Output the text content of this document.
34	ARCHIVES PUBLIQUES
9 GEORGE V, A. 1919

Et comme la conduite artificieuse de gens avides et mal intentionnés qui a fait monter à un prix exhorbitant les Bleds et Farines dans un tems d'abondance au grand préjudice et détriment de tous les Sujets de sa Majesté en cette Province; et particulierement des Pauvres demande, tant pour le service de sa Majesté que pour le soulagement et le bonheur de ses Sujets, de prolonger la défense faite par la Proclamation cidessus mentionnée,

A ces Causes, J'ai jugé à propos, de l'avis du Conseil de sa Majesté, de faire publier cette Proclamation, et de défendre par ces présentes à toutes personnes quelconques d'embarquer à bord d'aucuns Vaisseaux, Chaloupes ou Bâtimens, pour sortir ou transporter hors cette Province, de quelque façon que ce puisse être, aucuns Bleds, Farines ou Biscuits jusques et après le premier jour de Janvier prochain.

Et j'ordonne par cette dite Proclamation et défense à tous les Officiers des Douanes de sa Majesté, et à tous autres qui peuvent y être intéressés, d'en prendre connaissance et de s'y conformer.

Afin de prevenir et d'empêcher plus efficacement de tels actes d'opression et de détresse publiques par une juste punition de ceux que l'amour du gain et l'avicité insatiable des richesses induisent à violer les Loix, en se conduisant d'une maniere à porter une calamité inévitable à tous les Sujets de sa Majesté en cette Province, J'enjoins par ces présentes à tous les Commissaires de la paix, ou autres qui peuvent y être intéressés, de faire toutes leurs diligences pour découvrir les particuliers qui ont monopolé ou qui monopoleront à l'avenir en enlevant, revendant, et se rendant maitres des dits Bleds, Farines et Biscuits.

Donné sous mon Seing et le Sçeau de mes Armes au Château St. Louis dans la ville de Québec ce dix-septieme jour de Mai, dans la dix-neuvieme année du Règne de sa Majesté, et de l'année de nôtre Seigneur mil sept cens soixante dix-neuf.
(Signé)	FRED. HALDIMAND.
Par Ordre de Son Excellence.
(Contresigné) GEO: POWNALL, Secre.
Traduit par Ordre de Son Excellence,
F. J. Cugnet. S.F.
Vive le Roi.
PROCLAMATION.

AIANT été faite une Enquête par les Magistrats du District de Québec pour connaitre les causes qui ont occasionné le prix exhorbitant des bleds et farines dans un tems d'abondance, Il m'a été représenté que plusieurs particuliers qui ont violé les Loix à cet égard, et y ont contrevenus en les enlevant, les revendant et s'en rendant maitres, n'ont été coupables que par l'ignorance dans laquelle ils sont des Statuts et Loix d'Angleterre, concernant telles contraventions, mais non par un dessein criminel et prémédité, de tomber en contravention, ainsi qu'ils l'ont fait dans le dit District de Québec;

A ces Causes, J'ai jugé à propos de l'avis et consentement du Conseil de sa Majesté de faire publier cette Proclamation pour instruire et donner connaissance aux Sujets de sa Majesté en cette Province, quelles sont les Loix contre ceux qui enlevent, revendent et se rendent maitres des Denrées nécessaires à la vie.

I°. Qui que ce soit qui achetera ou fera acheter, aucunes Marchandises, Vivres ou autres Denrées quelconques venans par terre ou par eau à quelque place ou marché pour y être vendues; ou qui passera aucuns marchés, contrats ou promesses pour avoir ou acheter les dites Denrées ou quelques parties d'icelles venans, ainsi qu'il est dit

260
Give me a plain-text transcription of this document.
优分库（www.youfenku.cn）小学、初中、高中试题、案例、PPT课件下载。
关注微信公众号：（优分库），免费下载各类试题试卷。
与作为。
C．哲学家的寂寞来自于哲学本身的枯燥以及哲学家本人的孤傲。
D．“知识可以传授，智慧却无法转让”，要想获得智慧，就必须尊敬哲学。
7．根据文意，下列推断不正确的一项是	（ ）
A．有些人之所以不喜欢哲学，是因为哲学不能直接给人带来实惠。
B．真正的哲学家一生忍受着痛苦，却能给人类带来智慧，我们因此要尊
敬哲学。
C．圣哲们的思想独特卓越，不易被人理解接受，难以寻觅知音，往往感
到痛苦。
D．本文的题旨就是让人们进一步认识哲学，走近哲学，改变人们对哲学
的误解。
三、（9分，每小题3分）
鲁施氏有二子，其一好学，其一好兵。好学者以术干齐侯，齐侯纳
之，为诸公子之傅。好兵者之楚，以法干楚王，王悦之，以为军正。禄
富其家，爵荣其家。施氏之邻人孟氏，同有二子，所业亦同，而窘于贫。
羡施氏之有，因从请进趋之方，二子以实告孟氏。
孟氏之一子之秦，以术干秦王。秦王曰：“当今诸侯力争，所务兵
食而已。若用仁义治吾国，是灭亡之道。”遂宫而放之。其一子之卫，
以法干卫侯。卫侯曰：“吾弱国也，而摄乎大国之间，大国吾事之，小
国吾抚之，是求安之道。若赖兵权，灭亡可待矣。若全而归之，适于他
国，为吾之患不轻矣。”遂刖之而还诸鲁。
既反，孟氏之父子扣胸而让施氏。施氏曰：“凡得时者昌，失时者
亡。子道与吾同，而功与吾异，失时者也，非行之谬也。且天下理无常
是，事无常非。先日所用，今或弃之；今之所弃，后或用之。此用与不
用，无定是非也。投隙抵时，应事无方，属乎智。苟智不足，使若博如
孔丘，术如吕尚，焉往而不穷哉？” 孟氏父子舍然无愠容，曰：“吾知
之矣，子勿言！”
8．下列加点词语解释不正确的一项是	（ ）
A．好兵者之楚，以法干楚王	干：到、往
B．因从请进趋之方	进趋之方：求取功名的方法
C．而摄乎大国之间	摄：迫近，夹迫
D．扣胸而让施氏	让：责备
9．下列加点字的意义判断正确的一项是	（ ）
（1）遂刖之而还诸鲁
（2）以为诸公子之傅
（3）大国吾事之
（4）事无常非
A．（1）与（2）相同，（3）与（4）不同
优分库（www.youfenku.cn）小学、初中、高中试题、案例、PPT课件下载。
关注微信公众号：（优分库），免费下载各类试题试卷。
● ● ● ● ●
PROBLEM DESCRIPTION | What is needed here is an exact reproduction of all the entries.

EXPECTED ANSWER |
Output the text content of this document.
34	ARCHIVES PUBLIQUES
9 GEORGE V, A. 1919

Et comme la conduite artificieuse de gens avides et mal intentionnés qui a fait monter à un prix exhorbitant les Bleds et Farines dans un tems d'abondance au grand préjudice et détriment de tous les Sujets de sa Majesté en cette Province; et particulierement des Pauvres demande, tant pour le service de sa Majesté que pour le soulagement et le bonheur de ses Sujets, de prolonger la défense faite par la Proclamation cidessus mentionnée,

A ces Causes, J'ai jugé à propos, de l'avis du Conseil de sa Majesté, de faire publier cette Proclamation, et de défendre par ces présentes à toutes personnes quelconques d'embarquer à bord d'aucuns Vaisseaux, Chaloupes ou Bâtimens, pour sortir ou transporter hors cette Province, de quelque façon que ce puisse être, aucuns Bleds, Farines ou Biscuits jusques et après le premier jour de Janvier prochain.

Et j'ordonne par cette dite Proclamation et défense à tous les Officiers des Douanes de sa Majesté, et à tous autres qui peuvent y être intéressés, d'en prendre connaissance et de s'y conformer.

Afin de prevenir et d'empêcher plus efficacement de tels actes d'opression et de détresse publiques par une juste punition de ceux que l'amour du gain et l'avicité insatiable des richesses induisent à violer les Loix, en se conduisant d'une maniere à porter une calamité inévitable à tous les Sujets de sa Majesté en cette Province, J'enjoins par ces présentes à tous les Commissaires de la paix, ou autres qui peuvent y être intéressés, de faire toutes leurs diligences pour découvrir les particuliers qui ont monopolé ou qui monopoleront à l'avenir en enlevant, revendant, et se rendant maitres des dits Bleds, Farines et Biscuits.

Donné sous mon Seing et le Sçeau de mes Armes au Château St. Louis dans la ville de Québec ce dix-septieme jour de Mai, dans la dix-neuvieme année du Règne de sa Majesté, et de l'année de nôtre Seigneur mil sept cens soixante dix-neuf.
(Signé)	FRED. HALDIMAND.
Par Ordre de Son Excellence.
(Contresigné) GEO: POWNALL, Secre.
Traduit par Ordre de Son Excellence,
F. J. Cugnet. S.F.
Vive le Roi.
PROCLAMATION.

AIANT été faite une Enquête par les Magistrats du District de Québec pour connaitre les causes qui ont occasionné le prix exhorbitant des bleds et farines dans un tems d'abondance, Il m'a été représenté que plusieurs particuliers qui ont violé les Loix à cet égard, et y ont contrevenus en les enlevant, les revendant et s'en rendant maitres, n'ont été coupables que par l'ignorance dans laquelle ils sont des Statuts et Loix d'Angleterre, concernant telles contraventions, mais non par un dessein criminel et prémédité, de tomber en contravention, ainsi qu'ils l'ont fait dans le dit District de Québec;

A ces Causes, J'ai jugé à propos de l'avis et consentement du Conseil de sa Majesté de faire publier cette Proclamation pour instruire et donner connaissance aux Sujets de sa Majesté en cette Province, quelles sont les Loix contre ceux qui enlevent, revendent et se rendent maitres des Denrées nécessaires à la vie.

I°. Qui que ce soit qui achetera ou fera acheter, aucunes Marchandises, Vivres ou autres Denrées quelconques venans par terre ou par eau à quelque place ou marché pour y être vendues; ou qui passera aucuns marchés, contrats ou promesses pour avoir ou acheter les dites Denrées ou quelques parties d'icelles venans, ainsi qu'il est dit

260
Give me a plain-text transcription of this document.
优分库（www.youfenku.cn）小学、初中、高中试题、案例、PPT课件下载。
关注微信公众号：（优分库），免费下载各类试题试卷。
与作为。
C．哲学家的寂寞来自于哲学本身的枯燥以及哲学家本人的孤傲。
D．“知识可以传授，智慧却无法转让”，要想获得智慧，就必须尊敬哲学。
7．根据文意，下列推断不正确的一项是	（ ）
A．有些人之所以不喜欢哲学，是因为哲学不能直接给人带来实惠。
B．真正的哲学家一生忍受着痛苦，却能给人类带来智慧，我们因此要尊
敬哲学。
C．圣哲们的思想独特卓越，不易被人理解接受，难以寻觅知音，往往感
到痛苦。
D．本文的题旨就是让人们进一步认识哲学，走近哲学，改变人们对哲学
的误解。
三、（9分，每小题3分）
鲁施氏有二子，其一好学，其一好兵。好学者以术干齐侯，齐侯纳
之，为诸公子之傅。好兵者之楚，以法干楚王，王悦之，以为军正。禄
富其家，爵荣其家。施氏之邻人孟氏，同有二子，所业亦同，而窘于贫。
羡施氏之有，因从请进趋之方，二子以实告孟氏。
孟氏之一子之秦，以术干秦王。秦王曰：“当今诸侯力争，所务兵
食而已。若用仁义治吾国，是灭亡之道。”遂宫而放之。其一子之卫，
以法干卫侯。卫侯曰：“吾弱国也，而摄乎大国之间，大国吾事之，小
国吾抚之，是求安之道。若赖兵权，灭亡可待矣。若全而归之，适于他
国，为吾之患不轻矣。”遂刖之而还诸鲁。
既反，孟氏之父子扣胸而让施氏。施氏曰：“凡得时者昌，失时者
亡。子道与吾同，而功与吾异，失时者也，非行之谬也。且天下理无常
是，事无常非。先日所用，今或弃之；今之所弃，后或用之。此用与不
用，无定是非也。投隙抵时，应事无方，属乎智。苟智不足，使若博如
孔丘，术如吕尚，焉往而不穷哉？” 孟氏父子舍然无愠容，曰：“吾知
之矣，子勿言！”
8．下列加点词语解释不正确的一项是	（ ）
A．好兵者之楚，以法干楚王	干：到、往
B．因从请进趋之方	进趋之方：求取功名的方法
C．而摄乎大国之间	摄：迫近，夹迫
D．扣胸而让施氏	让：责备
9．下列加点字的意义判断正确的一项是	（ ）
（1）遂刖之而还诸鲁
（2）以为诸公子之傅
（3）大国吾事之
（4）事无常非
A．（1）与（2）相同，（3）与（4）不同
优分库（www.youfenku.cn）小学、初中、高中试题、案例、PPT课件下载。
关注微信公众号：（优分库），免费下载各类试题试卷。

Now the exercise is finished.